Collected data entries =
-=-=-

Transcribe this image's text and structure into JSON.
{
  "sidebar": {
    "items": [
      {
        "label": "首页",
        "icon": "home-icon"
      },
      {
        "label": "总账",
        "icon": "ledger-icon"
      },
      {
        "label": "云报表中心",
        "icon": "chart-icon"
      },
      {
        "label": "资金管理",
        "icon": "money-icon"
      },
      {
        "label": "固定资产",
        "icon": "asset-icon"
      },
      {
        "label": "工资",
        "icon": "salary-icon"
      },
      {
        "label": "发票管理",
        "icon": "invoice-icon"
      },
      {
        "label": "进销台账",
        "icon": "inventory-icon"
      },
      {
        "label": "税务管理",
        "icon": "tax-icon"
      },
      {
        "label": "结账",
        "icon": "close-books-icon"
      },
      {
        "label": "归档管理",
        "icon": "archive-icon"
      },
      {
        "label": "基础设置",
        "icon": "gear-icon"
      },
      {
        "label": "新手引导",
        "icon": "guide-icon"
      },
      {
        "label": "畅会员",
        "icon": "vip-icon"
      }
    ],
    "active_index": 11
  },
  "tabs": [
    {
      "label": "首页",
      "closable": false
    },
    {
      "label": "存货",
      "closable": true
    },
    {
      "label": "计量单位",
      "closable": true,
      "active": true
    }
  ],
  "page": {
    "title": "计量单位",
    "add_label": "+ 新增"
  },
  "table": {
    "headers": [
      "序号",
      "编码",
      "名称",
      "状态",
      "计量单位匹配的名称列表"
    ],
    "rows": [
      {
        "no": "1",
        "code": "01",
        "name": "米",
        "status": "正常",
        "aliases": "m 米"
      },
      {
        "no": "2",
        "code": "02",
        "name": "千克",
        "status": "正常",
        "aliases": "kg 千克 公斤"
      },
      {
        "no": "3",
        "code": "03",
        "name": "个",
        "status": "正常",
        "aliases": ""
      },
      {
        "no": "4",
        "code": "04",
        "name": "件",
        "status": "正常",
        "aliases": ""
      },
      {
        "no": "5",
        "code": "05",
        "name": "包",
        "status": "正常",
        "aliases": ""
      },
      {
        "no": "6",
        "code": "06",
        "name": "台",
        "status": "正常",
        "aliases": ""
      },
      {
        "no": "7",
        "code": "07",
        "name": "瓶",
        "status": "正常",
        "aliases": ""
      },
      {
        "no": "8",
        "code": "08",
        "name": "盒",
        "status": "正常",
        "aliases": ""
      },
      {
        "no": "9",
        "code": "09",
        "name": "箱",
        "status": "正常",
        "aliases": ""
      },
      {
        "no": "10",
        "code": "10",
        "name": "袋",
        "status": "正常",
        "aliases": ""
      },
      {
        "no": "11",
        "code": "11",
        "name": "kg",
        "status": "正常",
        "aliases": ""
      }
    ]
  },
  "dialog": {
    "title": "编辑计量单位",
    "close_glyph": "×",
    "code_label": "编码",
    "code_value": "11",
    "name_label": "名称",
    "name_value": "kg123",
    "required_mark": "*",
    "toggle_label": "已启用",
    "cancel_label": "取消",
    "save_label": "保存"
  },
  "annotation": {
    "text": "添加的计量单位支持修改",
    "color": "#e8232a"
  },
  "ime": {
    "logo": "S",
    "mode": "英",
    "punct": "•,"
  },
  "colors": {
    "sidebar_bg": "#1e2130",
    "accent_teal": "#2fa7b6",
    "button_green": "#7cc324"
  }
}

-=-=-

Retype the listing exactly, in full.

Transcribe this image's text and structure into JSON.
{
  "sidebar": {
    "items": [
      {
        "label": "首页",
        "icon": "home-icon"
      },
      {
        "label": "总账",
        "icon": "ledger-icon"
      },
      {
        "label": "云报表中心",
        "icon": "chart-icon"
      },
      {
        "label": "资金管理",
        "icon": "money-icon"
      },
      {
        "label": "固定资产",
        "icon": "asset-icon"
      },
      {
        "label": "工资",
        "icon": "salary-icon"
      },
      {
        "label": "发票管理",
        "icon": "invoice-icon"
      },
      {
        "label": "进销台账",
        "icon": "inventory-icon"
      },
      {
        "label": "税务管理",
        "icon": "tax-icon"
      },
      {
        "label": "结账",
        "icon": "close-books-icon"
      },
      {
        "label": "归档管理",
        "icon": "archive-icon"
      },
      {
        "label": "基础设置",
        "icon": "gear-icon"
      },
      {
        "label": "新手引导",
        "icon": "guide-icon"
      },
      {
        "label": "畅会员",
        "icon": "vip-icon"
      }
    ],
    "active_index": 11
  },
  "tabs": [
    {
      "label": "首页",
      "closable": false
    },
    {
      "label": "存货",
      "closable": true
    },
    {
      "label": "计量单位",
      "closable": true,
      "active": true
    }
  ],
  "page": {
    "title": "计量单位",
    "add_label": "+ 新增"
  },
  "table": {
    "headers": [
      "序号",
      "编码",
      "名称",
      "状态",
      "计量单位匹配的名称列表"
    ],
    "rows": [
      {
        "no": "1",
        "code": "01",
        "name": "米",
        "status": "正常",
        "aliases": "m 米"
      },
      {
        "no": "2",
        "code": "02",
        "name": "千克",
        "status": "正常",
        "aliases": "kg 千克 公斤"
      },
      {
        "no": "3",
        "code": "03",
        "name": "个",
        "status": "正常",
        "aliases": ""
      },
      {
        "no": "4",
        "code": "04",
        "name": "件",
        "status": "正常",
        "aliases": ""
      },
      {
        "no": "5",
        "code": "05",
        "name": "包",
        "status": "正常",
        "aliases": ""
      },
      {
        "no": "6",
        "code": "06",
        "name": "台",
        "status": "正常",
        "aliases": ""
      },
      {
        "no": "7",
        "code": "07",
        "name": "瓶",
        "status": "正常",
        "aliases": ""
      },
      {
        "no": "8",
        "code": "08",
        "name": "盒",
        "status": "正常",
        "aliases": ""
      },
      {
        "no": "9",
        "code": "09",
        "name": "箱",
        "status": "正常",
        "aliases": ""
      },
      {
        "no": "10",
        "code": "10",
        "name": "袋",
        "status": "正常",
        "aliases": ""
      },
      {
        "no": "11",
        "code": "11",
        "name": "kg",
        "status": "正常",
        "aliases": ""
      }
    ]
  },
  "dialog": {
    "title": "编辑计量单位",
    "close_glyph": "×",
    "code_label": "编码",
    "code_value": "11",
    "name_label": "名称",
    "name_value": "kg123",
    "required_mark": "*",
    "toggle_label": "已启用",
    "cancel_label": "取消",
    "save_label": "保存"
  },
  "annotation": {
    "text": "添加的计量单位支持修改",
    "color": "#e8232a"
  },
  "ime": {
    "logo": "S",
    "mode": "英",
    "punct": "•,"
  },
  "colors": {
    "sidebar_bg": "#1e2130",
    "accent_teal": "#2fa7b6",
    "button_green": "#7cc324"
  }
}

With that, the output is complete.